=== Supplied records ===

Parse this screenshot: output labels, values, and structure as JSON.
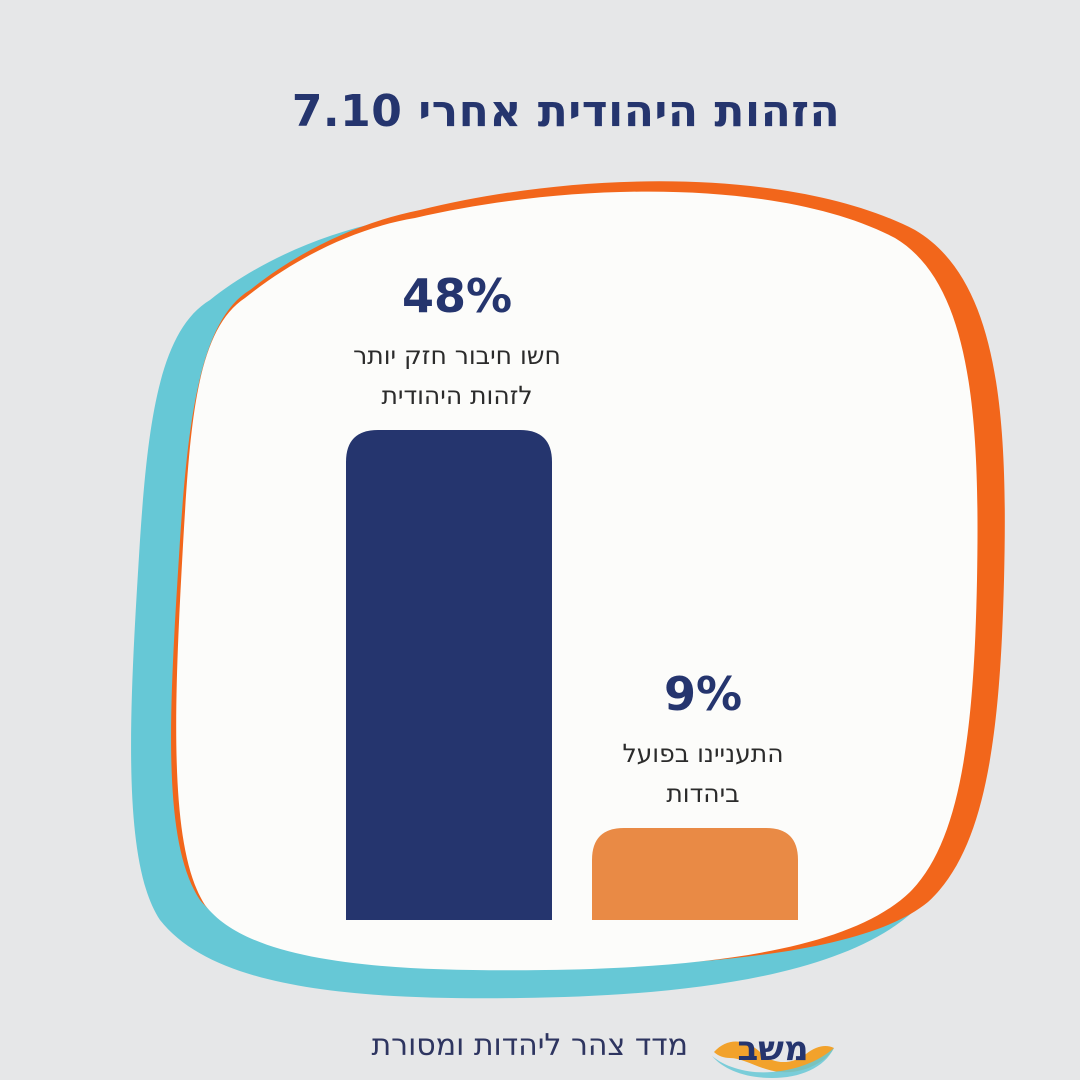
{
  "title": "הזהות היהודית אחרי 7.10",
  "footer": {
    "text": "מדד צהר ליהדות ומסורת",
    "logo_text": "משב"
  },
  "colors": {
    "background": "#e6e7e8",
    "blob_fill": "#fcfcfa",
    "blob_orange": "#f2661b",
    "blob_teal": "#66c8d6",
    "bar_navy": "#25356e",
    "bar_orange": "#e98a45",
    "text_navy": "#25356e",
    "label_text": "#2b2b2b"
  },
  "chart_data": {
    "type": "bar",
    "categories": [
      "חשו חיבור חזק יותר לזהות היהודית",
      "התעניינו בפועל ביהדות"
    ],
    "values": [
      48,
      9
    ],
    "value_labels": [
      "48%",
      "9%"
    ],
    "label_lines": [
      [
        "חשו חיבור חזק יותר",
        "לזהות היהודית"
      ],
      [
        "התעניינו בפועל",
        "ביהדות"
      ]
    ],
    "colors": [
      "#25356e",
      "#e98a45"
    ],
    "ylim": [
      0,
      48
    ],
    "grid": false,
    "legend": "none",
    "title": "הזהות היהודית אחרי 7.10"
  }
}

===

Instruction -
Search the data for the string "values". List each line that has it.

Exercise solution -
Parse this screenshot: output labels, values, and structure as JSON.
    "values": [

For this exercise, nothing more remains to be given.